- **TUGAS**: Salin dengan persis bagian artikel tentang korupsi yang diawali kata-kata yang memuat "6 Januari 2025" dan diakhiri dengan "denda 1 Miliar.".

- **TEKS KUTIPAN**:
↓↓↓

Tak Kunjung Usai, Bastian Lubis Sebut Korupsi di Indonesia 'Dipelihara'

6 Januari 2025 13:48 WIB
Ilustrasi korupsi
Ilustrasi korupsi ( Dok istimewa )

Makassar, smartFM - Pemberantasan korupsi di era reformasi dari tahun ke tahun semakin tidak jelas. Bahkan cenderung dipelihara. Itu disampaikan Peneliti Senior Pusat Kajian Anti Korupsi Universitas Patria Artha/ PUKAT UPA, Bastian Lubis dalam keterangannya secara daring, baru-baru ini. "Setiap saat tidak ada hari tanpa pemberitaan kasus korupsi diramaikan di media sosial," ujarnya.

Parahnya kata Bastian, lembaga-lembaga penegak hukum seperti KPK, Kepolisian, Kejaksaan, Pengadilan sampai dengan Lapas seakan-akan sibuk berkinerja baik, tapi nyatanya biasa-biasa saja. Salah satu kasus korupsi yang cukup menggemparkan ialah korupsi PT Timah dengan nilai fantastis yakni Rp300 Triliun. Ironisnya, si pelaku yakni Harvey Moeis hanya dijatuhi hukuman 6,5 tahun dengan denda 1 Miliar.

↑↑↑

- **DATA YANG DIBERIKAN**:
↓↓↓

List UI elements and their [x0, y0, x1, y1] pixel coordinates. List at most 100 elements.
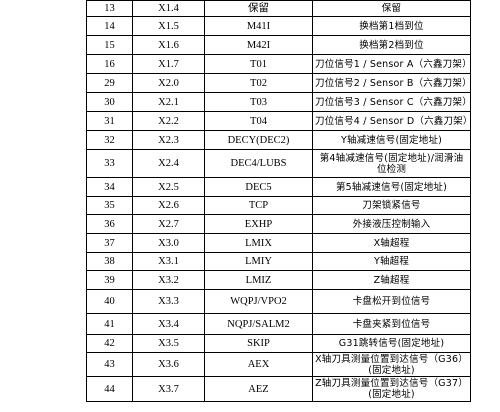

↑↑↑

- **PENYELESAIAN MASALAH**:
6 Januari 2025 13:48 WIB
Ilustrasi korupsi
Ilustrasi korupsi ( Dok istimewa )

Makassar, smartFM - Pemberantasan korupsi di era reformasi dari tahun ke tahun semakin tidak jelas. Bahkan cenderung dipelihara. Itu disampaikan Peneliti Senior Pusat Kajian Anti Korupsi Universitas Patria Artha/ PUKAT UPA, Bastian Lubis dalam keterangannya secara daring, baru-baru ini. "Setiap saat tidak ada hari tanpa pemberitaan kasus korupsi diramaikan di media sosial," ujarnya.

Parahnya kata Bastian, lembaga-lembaga penegak hukum seperti KPK, Kepolisian, Kejaksaan, Pengadilan sampai dengan Lapas seakan-akan sibuk berkinerja baik, tapi nyatanya biasa-biasa saja. Salah satu kasus korupsi yang cukup menggemparkan ialah korupsi PT Timah dengan nilai fantastis yakni Rp300 Triliun. Ironisnya, si pelaku yakni Harvey Moeis hanya dijatuhi hukuman 6,5 tahun dengan denda 1 Miliar.